▸ Supplied material
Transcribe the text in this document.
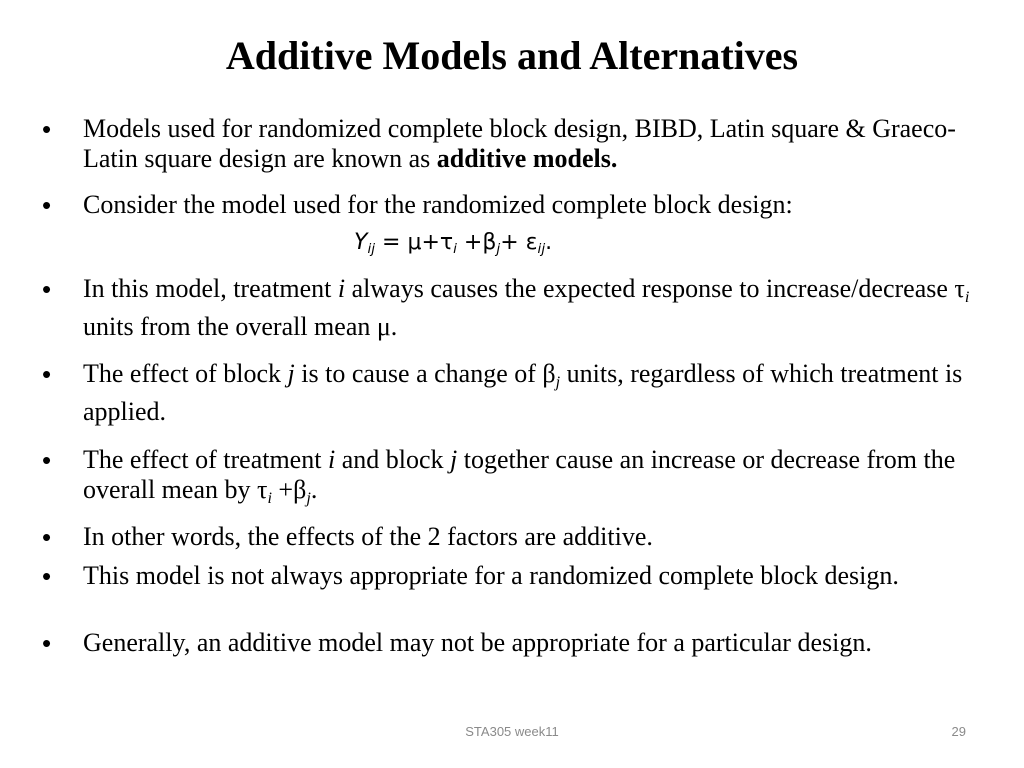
Additive Models and Alternatives
•	Models used for randomized complete block design, BIBD, Latin square & Graeco-Latin square design are known as additive models.
•	Consider the model used for the randomized complete block design:
•	In this model, treatment i always causes the expected response to increase/decrease $\tau_i$ units from the overall mean μ.
•	The effect of block j is to cause a change of $\beta_j$ units, regardless of which treatment is applied.
•	The effect of treatment i and block j together cause an increase or decrease from the overall mean by $\tau_i +\beta_j$.
•	In other words, the effects of the 2 factors are additive.
•	This model is not always appropriate for a randomized complete block design.
•	Generally, an additive model may not be appropriate for a particular design.
$Y_{ij} = \mu+\tau_i +\beta_j+ \varepsilon_{ij}$.
STA305 week11	29
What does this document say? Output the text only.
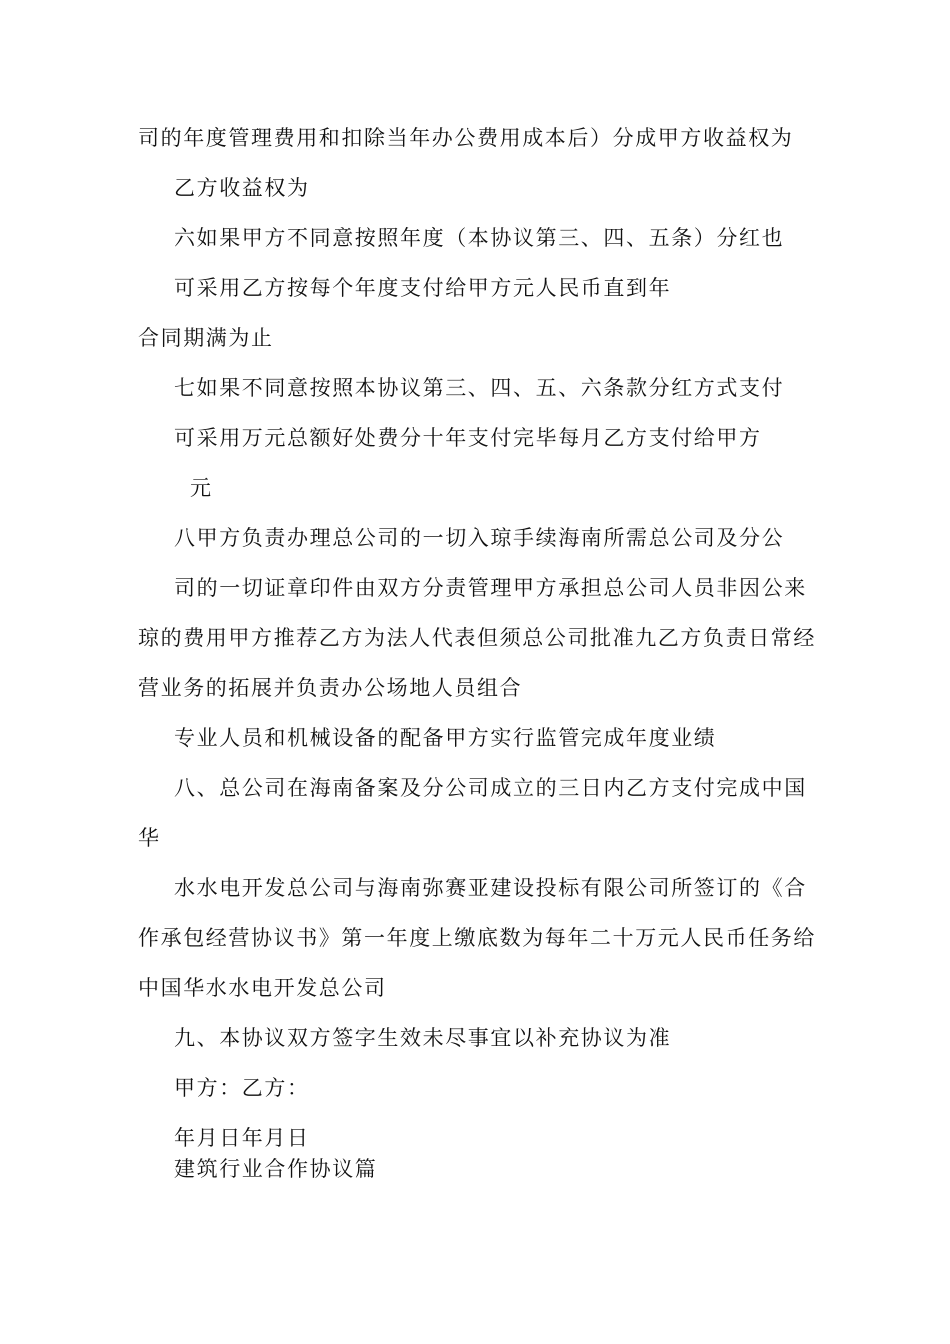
司的年度管理费用和扣除当年办公费用成本后）分成甲方收益权为

乙方收益权为

六如果甲方不同意按照年度（本协议第三、四、五条）分红也

可采用乙方按每个年度支付给甲方元人民币直到年

合同期满为止

七如果不同意按照本协议第三、四、五、六条款分红方式支付

可采用万元总额好处费分十年支付完毕每月乙方支付给甲方

元

八甲方负责办理总公司的一切入琼手续海南所需总公司及分公

司的一切证章印件由双方分责管理甲方承担总公司人员非因公来

琼的费用甲方推荐乙方为法人代表但须总公司批准九乙方负责日常经

营业务的拓展并负责办公场地人员组合

专业人员和机械设备的配备甲方实行监管完成年度业绩

八、总公司在海南备案及分公司成立的三日内乙方支付完成中国

华

水水电开发总公司与海南弥赛亚建设投标有限公司所签订的《合

作承包经营协议书》第一年度上缴底数为每年二十万元人民币任务给

中国华水水电开发总公司

九、本协议双方签字生效未尽事宜以补充协议为准

甲方：乙方：

年月日年月日

建筑行业合作协议篇
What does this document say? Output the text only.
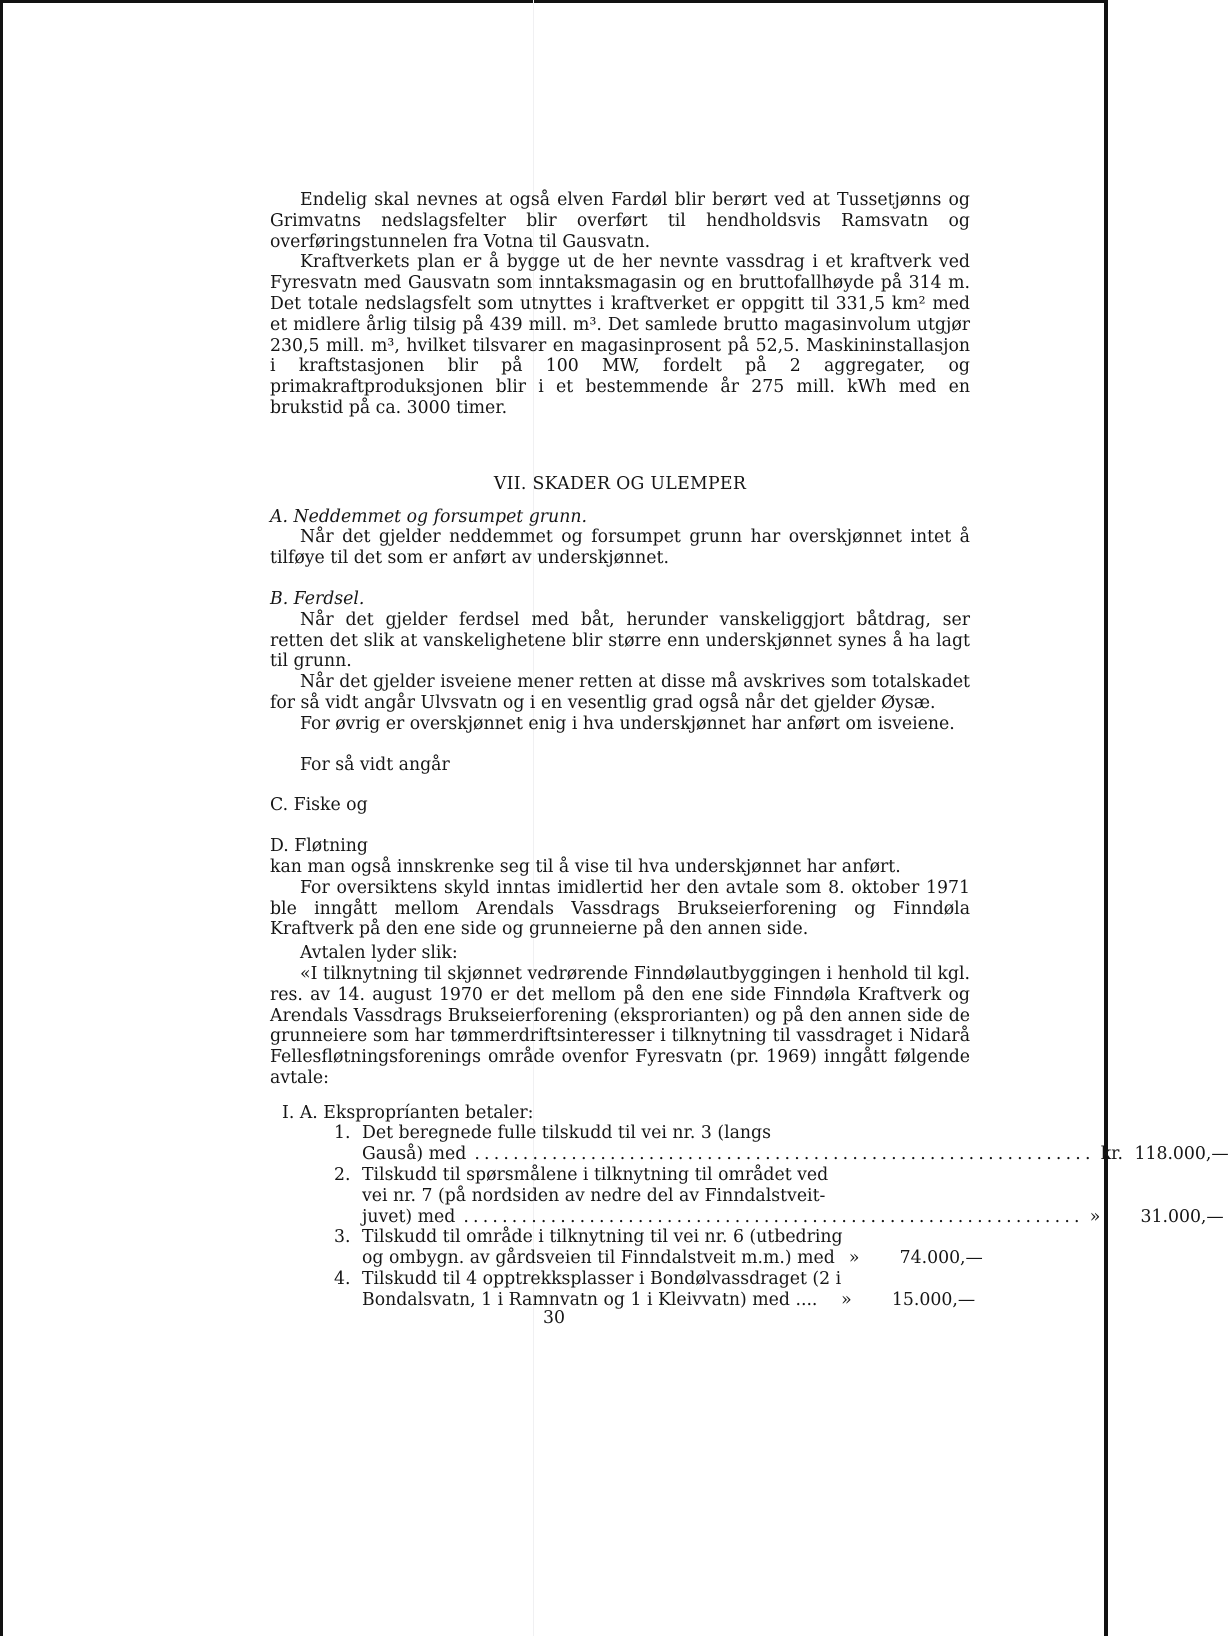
Endelig skal nevnes at også elven Fardøl blir berørt ved at Tussetjønns og Grimvatns nedslagsfelter blir overført til hendholdsvis Ramsvatn og overføringstunnelen fra Votna til Gausvatn.

Kraftverkets plan er å bygge ut de her nevnte vassdrag i et kraftverk ved Fyresvatn med Gausvatn som inntaksmagasin og en bruttofallhøyde på 314 m. Det totale nedslagsfelt som utnyttes i kraftverket er oppgitt til 331,5 km² med et midlere årlig tilsig på 439 mill. m³. Det samlede brutto magasinvolum utgjør 230,5 mill. m³, hvilket tilsvarer en magasinprosent på 52,5. Maskininstallasjon i kraftstasjonen blir på 100 MW, fordelt på 2 aggregater, og primakraftproduksjonen blir i et bestemmende år 275 mill. kWh med en brukstid på ca. 3000 timer.

VII. SKADER OG ULEMPER

A. Neddemmet og forsumpet grunn.

Når det gjelder neddemmet og forsumpet grunn har overskjønnet intet å tilføye til det som er anført av underskjønnet.

B. Ferdsel.

Når det gjelder ferdsel med båt, herunder vanskeliggjort båtdrag, ser retten det slik at vanskelighetene blir større enn underskjønnet synes å ha lagt til grunn.

Når det gjelder isveiene mener retten at disse må avskrives som totalskadet for så vidt angår Ulvsvatn og i en vesentlig grad også når det gjelder Øysæ.

For øvrig er overskjønnet enig i hva underskjønnet har anført om isveiene.

For så vidt angår

C. Fiske og

D. Fløtning

kan man også innskrenke seg til å vise til hva underskjønnet har anført.

For oversiktens skyld inntas imidlertid her den avtale som 8. oktober 1971 ble inngått mellom Arendals Vassdrags Brukseierforening og Finndøla Kraftverk på den ene side og grunneierne på den annen side.

Avtalen lyder slik:

«I tilknytning til skjønnet vedrørende Finndølautbyggingen i henhold til kgl. res. av 14. august 1970 er det mellom på den ene side Finndøla Kraftverk og Arendals Vassdrags Brukseierforening (eksprorianten) og på den annen side de grunneiere som har tømmerdriftsinteresser i tilknytning til vassdraget i Nidarå Fellesfløtningsforenings område ovenfor Fyresvatn (pr. 1969) inngått følgende avtale:

I. A. Ekspropríanten betaler:

1. Det beregnede fulle tilskudd til vei nr. 3 (langs
Gauså) med ................................................................ kr. 118.000,—
2. Tilskudd til spørsmålene i tilknytning til området ved
vei nr. 7 (på nordsiden av nedre del av Finndalstveit-
juvet) med ................................................................ »	31.000,—
3. Tilskudd til område i tilknytning til vei nr. 6 (utbedring
og ombygn. av gårdsveien til Finndalstveit m.m.) med »	74.000,—
4. Tilskudd til 4 opptrekksplasser i Bondølvassdraget (2 i
Bondalsvatn, 1 i Ramnvatn og 1 i Kleivvatn) med .... »	15.000,—
30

▸ Problem to work on
Copy all lines from the listing that contain "increase".

▸ The answer
•	In this model, treatment i always causes the expected response to increase/decrease $\tau_i$ units from the overall mean μ.
•	The effect of treatment i and block j together cause an increase or decrease from the overall mean by $\tau_i +\beta_j$.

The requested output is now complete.